▽

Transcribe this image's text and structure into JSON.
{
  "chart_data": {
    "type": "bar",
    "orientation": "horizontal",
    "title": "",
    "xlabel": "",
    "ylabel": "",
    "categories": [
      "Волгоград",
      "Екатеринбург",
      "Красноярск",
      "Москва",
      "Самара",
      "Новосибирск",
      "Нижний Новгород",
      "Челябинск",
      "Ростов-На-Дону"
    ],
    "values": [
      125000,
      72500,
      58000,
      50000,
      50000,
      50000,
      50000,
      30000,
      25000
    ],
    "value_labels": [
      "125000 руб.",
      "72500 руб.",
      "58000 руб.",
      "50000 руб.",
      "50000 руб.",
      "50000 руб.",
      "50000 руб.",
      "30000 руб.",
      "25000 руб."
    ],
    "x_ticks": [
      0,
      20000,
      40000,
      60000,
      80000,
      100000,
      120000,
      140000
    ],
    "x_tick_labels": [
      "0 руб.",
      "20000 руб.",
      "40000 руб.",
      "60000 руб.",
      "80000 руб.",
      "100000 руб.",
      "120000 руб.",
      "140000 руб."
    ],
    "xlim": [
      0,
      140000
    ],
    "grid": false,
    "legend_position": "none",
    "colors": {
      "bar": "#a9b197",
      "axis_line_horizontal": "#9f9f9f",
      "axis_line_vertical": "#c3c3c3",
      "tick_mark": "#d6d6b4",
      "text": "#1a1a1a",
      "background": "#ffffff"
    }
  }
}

△

◆ **Exercise description**: Collect each line containing the string "text".

◆ **Expected answer**:
Transcribe this image's text and structure into JSON.
      "text": "#1a1a1a",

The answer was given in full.